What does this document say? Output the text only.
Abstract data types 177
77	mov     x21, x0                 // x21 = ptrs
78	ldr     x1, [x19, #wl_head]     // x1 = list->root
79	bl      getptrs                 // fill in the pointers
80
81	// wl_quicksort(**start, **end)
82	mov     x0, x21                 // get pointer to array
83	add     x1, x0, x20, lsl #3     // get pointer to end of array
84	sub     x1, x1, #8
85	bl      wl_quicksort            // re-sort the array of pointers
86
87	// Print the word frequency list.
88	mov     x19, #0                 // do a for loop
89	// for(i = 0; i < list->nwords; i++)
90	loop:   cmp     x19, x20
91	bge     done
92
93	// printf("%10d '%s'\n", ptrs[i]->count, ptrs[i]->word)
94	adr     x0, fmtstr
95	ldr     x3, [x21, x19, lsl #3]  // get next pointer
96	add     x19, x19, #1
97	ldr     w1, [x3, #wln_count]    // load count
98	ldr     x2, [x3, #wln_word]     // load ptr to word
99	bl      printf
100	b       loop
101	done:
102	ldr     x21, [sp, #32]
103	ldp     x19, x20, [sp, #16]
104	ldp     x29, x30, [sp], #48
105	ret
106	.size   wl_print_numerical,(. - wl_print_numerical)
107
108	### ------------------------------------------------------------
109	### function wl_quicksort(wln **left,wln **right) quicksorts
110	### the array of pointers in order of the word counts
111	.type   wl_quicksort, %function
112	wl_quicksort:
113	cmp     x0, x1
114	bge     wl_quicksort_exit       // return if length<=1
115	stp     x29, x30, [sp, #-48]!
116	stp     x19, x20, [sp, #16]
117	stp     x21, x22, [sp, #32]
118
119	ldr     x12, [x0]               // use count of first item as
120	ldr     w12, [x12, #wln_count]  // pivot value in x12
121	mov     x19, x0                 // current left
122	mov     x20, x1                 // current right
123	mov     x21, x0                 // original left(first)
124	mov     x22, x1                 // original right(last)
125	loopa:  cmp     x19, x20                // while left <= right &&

#### [Exercise details]
Copy out all of the data exactly, leaving nothing out.

#### [Written answer]
What does this document say? Output the text only.
Abstract data types 177
77	mov     x21, x0                 // x21 = ptrs
78	ldr     x1, [x19, #wl_head]     // x1 = list->root
79	bl      getptrs                 // fill in the pointers
80
81	// wl_quicksort(**start, **end)
82	mov     x0, x21                 // get pointer to array
83	add     x1, x0, x20, lsl #3     // get pointer to end of array
84	sub     x1, x1, #8
85	bl      wl_quicksort            // re-sort the array of pointers
86
87	// Print the word frequency list.
88	mov     x19, #0                 // do a for loop
89	// for(i = 0; i < list->nwords; i++)
90	loop:   cmp     x19, x20
91	bge     done
92
93	// printf("%10d '%s'\n", ptrs[i]->count, ptrs[i]->word)
94	adr     x0, fmtstr
95	ldr     x3, [x21, x19, lsl #3]  // get next pointer
96	add     x19, x19, #1
97	ldr     w1, [x3, #wln_count]    // load count
98	ldr     x2, [x3, #wln_word]     // load ptr to word
99	bl      printf
100	b       loop
101	done:
102	ldr     x21, [sp, #32]
103	ldp     x19, x20, [sp, #16]
104	ldp     x29, x30, [sp], #48
105	ret
106	.size   wl_print_numerical,(. - wl_print_numerical)
107
108	### ------------------------------------------------------------
109	### function wl_quicksort(wln **left,wln **right) quicksorts
110	### the array of pointers in order of the word counts
111	.type   wl_quicksort, %function
112	wl_quicksort:
113	cmp     x0, x1
114	bge     wl_quicksort_exit       // return if length<=1
115	stp     x29, x30, [sp, #-48]!
116	stp     x19, x20, [sp, #16]
117	stp     x21, x22, [sp, #32]
118
119	ldr     x12, [x0]               // use count of first item as
120	ldr     w12, [x12, #wln_count]  // pivot value in x12
121	mov     x19, x0                 // current left
122	mov     x20, x1                 // current right
123	mov     x21, x0                 // original left(first)
124	mov     x22, x1                 // original right(last)
125	loopa:  cmp     x19, x20                // while left <= right &&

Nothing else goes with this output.